Thus, except for minute atypical situations, we may argue that homogeneous spatial variation is not enough to influence safe technological development, with minimal improvement when compared with a well-mixed population (complete network). To further increase our confidence that such structures have very small effects on the AI race game, we confirm that 8-neighbour lattices (where agents can also interact with corner neighbours) yield very similar trends, with negligible differences when compared to either the regular square lattice or well-mixed populations (see Supplementary Information, Fig. S2).

As a means of investigating beyond simple homogeneous structures and their roles in the evolution of appropriate developmental practices in the AI race, we make use of the previously defined BA and DMS network models (see “Methods”). Contrary to the findings on homogeneous networks, scale-free interaction structures produce marked improvements in almost all parameter regions of the AI race game (see Fig. 1).

Records –
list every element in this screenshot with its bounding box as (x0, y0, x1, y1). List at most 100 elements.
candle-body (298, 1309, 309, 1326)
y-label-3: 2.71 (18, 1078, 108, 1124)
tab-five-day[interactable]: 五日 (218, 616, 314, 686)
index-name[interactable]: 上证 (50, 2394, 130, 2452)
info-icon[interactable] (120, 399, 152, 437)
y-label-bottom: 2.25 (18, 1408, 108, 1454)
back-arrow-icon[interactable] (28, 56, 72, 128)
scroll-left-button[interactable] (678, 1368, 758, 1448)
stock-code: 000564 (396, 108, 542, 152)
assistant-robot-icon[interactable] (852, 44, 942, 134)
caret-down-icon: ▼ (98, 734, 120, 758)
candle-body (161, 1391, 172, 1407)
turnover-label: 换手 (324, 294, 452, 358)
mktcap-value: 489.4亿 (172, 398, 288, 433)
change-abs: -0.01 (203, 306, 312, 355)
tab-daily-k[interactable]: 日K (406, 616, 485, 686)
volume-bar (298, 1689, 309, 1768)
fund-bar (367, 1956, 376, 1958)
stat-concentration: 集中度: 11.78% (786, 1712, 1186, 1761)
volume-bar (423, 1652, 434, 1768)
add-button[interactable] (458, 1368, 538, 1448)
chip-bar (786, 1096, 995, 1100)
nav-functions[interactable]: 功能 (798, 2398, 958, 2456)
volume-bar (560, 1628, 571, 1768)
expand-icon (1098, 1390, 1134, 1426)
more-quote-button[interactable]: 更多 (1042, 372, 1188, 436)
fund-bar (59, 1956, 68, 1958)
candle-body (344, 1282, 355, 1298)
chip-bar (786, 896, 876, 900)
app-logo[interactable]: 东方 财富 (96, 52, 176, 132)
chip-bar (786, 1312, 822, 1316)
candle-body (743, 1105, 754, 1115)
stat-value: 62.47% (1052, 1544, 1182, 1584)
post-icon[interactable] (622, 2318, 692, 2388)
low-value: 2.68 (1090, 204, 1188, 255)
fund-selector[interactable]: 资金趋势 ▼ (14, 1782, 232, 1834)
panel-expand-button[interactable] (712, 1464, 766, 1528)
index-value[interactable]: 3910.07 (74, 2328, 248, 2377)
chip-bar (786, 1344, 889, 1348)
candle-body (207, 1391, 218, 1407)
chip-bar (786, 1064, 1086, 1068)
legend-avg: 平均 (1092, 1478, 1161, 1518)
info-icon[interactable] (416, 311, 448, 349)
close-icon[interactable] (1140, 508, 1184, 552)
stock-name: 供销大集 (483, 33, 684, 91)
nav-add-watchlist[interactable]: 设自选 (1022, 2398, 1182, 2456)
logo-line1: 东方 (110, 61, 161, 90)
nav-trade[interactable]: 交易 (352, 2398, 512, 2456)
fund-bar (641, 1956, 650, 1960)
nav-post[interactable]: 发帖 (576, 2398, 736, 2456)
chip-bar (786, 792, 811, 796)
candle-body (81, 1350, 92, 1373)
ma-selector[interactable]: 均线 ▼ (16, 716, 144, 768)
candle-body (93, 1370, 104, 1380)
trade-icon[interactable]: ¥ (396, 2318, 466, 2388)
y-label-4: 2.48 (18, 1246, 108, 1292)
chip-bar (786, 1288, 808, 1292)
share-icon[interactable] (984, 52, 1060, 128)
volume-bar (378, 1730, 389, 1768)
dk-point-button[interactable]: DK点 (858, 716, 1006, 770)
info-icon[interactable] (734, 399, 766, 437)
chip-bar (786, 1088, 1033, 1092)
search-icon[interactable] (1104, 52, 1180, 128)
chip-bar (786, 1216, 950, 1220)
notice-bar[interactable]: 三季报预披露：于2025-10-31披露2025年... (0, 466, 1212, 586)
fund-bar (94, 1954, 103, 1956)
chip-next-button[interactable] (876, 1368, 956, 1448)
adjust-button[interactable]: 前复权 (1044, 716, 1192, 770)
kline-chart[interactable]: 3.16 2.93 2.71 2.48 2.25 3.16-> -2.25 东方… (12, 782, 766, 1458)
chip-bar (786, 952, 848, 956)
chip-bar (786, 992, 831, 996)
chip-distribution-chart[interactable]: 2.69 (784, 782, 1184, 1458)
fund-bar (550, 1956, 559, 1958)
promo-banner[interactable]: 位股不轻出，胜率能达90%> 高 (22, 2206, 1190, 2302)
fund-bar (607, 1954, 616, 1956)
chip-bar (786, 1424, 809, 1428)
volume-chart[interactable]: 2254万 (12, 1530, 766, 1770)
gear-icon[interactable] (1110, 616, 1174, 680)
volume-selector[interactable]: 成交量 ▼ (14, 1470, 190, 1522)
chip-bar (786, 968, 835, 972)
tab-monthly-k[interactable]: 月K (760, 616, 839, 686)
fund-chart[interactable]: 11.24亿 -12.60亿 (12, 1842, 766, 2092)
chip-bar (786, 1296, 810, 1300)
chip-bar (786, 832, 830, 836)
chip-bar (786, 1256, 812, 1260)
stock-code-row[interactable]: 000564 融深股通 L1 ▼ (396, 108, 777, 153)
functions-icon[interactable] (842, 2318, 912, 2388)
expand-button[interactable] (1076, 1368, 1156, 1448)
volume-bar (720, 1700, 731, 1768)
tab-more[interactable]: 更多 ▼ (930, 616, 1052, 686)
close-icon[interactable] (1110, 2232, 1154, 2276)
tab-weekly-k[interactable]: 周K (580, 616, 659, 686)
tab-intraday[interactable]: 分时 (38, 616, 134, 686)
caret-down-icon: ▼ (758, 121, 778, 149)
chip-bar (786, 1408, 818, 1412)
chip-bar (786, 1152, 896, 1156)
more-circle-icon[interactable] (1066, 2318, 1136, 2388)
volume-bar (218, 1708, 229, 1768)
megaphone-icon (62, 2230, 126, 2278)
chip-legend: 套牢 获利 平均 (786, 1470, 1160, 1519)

Task goal –
In the AI race passage, what additional interaction do 8-neighbour lattices allow agents?

Solved exercise –
Agents can also interact with their corner neighbours.